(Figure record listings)
START

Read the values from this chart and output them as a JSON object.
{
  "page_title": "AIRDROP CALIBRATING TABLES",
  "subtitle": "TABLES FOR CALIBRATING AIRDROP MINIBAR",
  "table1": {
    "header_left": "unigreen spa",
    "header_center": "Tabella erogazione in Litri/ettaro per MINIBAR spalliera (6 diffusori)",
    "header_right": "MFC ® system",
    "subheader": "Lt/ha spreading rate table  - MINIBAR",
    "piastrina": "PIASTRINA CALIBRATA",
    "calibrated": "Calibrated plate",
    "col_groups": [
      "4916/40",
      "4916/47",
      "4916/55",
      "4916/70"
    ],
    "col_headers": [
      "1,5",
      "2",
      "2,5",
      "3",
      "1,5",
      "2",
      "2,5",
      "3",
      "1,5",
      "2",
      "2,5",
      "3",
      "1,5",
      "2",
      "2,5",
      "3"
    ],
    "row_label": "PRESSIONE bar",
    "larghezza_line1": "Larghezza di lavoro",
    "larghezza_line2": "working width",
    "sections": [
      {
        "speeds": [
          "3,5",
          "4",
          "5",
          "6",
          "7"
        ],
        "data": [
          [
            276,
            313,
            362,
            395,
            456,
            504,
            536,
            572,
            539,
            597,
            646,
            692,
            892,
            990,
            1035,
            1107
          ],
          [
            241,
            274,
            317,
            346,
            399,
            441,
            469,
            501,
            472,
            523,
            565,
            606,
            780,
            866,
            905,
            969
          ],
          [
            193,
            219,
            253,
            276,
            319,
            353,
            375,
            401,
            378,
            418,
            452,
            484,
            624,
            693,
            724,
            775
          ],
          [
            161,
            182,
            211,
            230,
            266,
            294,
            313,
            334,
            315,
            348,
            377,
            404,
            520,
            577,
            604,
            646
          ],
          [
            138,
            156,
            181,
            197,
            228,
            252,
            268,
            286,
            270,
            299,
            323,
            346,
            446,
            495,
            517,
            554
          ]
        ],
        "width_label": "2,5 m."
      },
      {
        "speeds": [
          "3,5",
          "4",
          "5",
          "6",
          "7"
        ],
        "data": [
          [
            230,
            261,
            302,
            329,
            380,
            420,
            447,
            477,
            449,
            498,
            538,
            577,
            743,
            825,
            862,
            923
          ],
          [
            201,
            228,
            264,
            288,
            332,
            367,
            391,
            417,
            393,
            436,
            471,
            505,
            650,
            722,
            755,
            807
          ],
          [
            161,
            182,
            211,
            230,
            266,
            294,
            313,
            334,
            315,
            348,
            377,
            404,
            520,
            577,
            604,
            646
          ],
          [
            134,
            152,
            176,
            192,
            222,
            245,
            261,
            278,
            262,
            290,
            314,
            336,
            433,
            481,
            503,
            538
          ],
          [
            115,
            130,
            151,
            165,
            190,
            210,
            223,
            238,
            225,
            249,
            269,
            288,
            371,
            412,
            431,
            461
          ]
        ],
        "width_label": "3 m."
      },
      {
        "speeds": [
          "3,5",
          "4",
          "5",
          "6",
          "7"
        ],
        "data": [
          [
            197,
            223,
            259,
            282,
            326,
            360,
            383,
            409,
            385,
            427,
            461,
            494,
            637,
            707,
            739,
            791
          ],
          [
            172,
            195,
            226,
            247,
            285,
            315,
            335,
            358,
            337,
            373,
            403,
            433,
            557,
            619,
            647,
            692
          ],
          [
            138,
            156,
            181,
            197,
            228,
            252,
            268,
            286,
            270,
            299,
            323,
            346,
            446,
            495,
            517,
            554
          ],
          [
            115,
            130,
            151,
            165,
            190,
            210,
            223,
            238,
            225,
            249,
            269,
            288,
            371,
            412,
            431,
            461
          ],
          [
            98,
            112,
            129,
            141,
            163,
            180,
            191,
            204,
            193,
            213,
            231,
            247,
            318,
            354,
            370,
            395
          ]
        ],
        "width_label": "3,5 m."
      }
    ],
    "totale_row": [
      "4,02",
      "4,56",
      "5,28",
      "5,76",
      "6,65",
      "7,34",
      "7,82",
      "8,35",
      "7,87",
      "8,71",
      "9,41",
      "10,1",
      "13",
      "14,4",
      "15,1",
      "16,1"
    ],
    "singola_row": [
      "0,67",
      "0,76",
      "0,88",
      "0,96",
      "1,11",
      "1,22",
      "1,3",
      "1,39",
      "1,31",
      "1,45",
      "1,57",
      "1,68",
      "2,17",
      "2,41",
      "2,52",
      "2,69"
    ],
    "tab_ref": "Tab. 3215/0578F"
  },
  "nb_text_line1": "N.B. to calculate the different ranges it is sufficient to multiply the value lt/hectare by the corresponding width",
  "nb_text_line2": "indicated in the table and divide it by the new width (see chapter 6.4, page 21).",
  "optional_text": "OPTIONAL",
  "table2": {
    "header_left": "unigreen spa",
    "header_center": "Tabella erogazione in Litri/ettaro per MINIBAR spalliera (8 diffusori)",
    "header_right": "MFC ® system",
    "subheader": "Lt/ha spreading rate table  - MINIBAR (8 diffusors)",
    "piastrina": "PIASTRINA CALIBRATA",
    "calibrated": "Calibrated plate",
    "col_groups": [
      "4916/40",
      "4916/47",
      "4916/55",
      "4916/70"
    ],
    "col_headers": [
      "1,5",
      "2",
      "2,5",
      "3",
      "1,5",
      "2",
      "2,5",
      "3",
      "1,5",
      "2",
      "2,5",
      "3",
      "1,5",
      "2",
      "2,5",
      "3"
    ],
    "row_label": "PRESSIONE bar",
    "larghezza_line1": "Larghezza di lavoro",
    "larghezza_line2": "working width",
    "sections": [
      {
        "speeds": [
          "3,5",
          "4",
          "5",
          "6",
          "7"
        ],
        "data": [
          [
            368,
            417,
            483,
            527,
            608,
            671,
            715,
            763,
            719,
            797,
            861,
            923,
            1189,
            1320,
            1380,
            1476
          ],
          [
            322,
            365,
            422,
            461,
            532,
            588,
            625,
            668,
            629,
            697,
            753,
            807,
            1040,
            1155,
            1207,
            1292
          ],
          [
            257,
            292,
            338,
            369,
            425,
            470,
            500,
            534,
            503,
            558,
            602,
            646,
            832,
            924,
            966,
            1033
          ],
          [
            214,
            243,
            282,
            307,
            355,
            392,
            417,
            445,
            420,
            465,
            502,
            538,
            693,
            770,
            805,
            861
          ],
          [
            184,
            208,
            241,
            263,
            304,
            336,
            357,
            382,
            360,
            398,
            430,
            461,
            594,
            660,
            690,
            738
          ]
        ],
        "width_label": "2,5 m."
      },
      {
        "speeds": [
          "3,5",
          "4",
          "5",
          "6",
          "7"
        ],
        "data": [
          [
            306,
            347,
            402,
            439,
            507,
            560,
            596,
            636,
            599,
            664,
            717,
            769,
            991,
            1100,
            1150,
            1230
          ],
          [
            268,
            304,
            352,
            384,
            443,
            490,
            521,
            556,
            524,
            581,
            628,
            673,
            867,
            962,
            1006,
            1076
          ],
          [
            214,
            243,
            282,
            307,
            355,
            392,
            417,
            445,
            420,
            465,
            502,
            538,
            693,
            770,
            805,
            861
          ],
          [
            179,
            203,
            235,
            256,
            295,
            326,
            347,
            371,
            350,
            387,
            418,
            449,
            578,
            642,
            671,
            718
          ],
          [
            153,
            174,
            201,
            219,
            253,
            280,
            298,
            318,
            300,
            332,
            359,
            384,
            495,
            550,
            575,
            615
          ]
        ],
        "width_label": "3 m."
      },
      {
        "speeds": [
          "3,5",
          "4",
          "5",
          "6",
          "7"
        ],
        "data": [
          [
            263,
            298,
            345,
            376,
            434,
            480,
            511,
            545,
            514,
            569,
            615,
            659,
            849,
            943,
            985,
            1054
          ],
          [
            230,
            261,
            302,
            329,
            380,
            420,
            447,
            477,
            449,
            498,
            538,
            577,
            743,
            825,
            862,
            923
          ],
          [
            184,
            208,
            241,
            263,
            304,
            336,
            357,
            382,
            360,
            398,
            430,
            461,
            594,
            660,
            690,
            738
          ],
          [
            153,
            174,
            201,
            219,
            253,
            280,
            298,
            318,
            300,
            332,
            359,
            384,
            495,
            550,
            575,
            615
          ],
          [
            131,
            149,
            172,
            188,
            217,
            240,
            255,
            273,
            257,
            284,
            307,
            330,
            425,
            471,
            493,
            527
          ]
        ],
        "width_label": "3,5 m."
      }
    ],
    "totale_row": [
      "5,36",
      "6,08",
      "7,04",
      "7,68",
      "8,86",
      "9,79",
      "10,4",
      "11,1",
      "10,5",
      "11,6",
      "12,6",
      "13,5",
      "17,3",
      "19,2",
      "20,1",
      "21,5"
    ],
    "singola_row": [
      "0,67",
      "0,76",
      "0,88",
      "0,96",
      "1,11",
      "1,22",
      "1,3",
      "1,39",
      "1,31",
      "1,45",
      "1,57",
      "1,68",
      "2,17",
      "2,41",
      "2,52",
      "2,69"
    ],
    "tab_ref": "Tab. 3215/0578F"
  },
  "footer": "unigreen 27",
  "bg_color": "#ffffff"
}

END

Task instructions:
Using the entries above, state how many lines include the word "spalliera", with no other words.

Answer below:
2